EXERCISE OBJECTIVE: Arrange every line of the records below as a Markdown table with the columns Row and Line, numbering each line in order and leaving out blank lines.

EXTRACTED DATA:
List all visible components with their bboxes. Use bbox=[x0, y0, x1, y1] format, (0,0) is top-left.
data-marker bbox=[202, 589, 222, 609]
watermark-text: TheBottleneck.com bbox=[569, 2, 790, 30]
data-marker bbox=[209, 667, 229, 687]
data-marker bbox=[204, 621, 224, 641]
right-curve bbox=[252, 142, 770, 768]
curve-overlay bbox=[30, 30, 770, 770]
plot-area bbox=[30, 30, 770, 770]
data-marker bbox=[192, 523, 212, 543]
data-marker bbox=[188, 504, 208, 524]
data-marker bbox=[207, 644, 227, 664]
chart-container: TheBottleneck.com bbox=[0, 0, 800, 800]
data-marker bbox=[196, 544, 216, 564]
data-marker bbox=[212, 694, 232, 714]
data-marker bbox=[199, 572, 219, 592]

SOLUTION TO THIS EXERCISE:
| Row | Line |
|---|---|
| 1 | List all visible components with their bboxes. Use bbox=[x0, y0, x1, y1] format, (0,0) is top-left. |
| 2 | data-marker bbox=[202, 589, 222, 609] |
| 3 | watermark-text: TheBottleneck.com bbox=[569, 2, 790, 30] |
| 4 | data-marker bbox=[209, 667, 229, 687] |
| 5 | data-marker bbox=[204, 621, 224, 641] |
| 6 | right-curve bbox=[252, 142, 770, 768] |
| 7 | curve-overlay bbox=[30, 30, 770, 770] |
| 8 | plot-area bbox=[30, 30, 770, 770] |
| 9 | data-marker bbox=[192, 523, 212, 543] |
| 10 | data-marker bbox=[188, 504, 208, 524] |
| 11 | data-marker bbox=[207, 644, 227, 664] |
| 12 | chart-container: TheBottleneck.com bbox=[0, 0, 800, 800] |
| 13 | data-marker bbox=[196, 544, 216, 564] |
| 14 | data-marker bbox=[212, 694, 232, 714] |
| 15 | data-marker bbox=[199, 572, 219, 592] |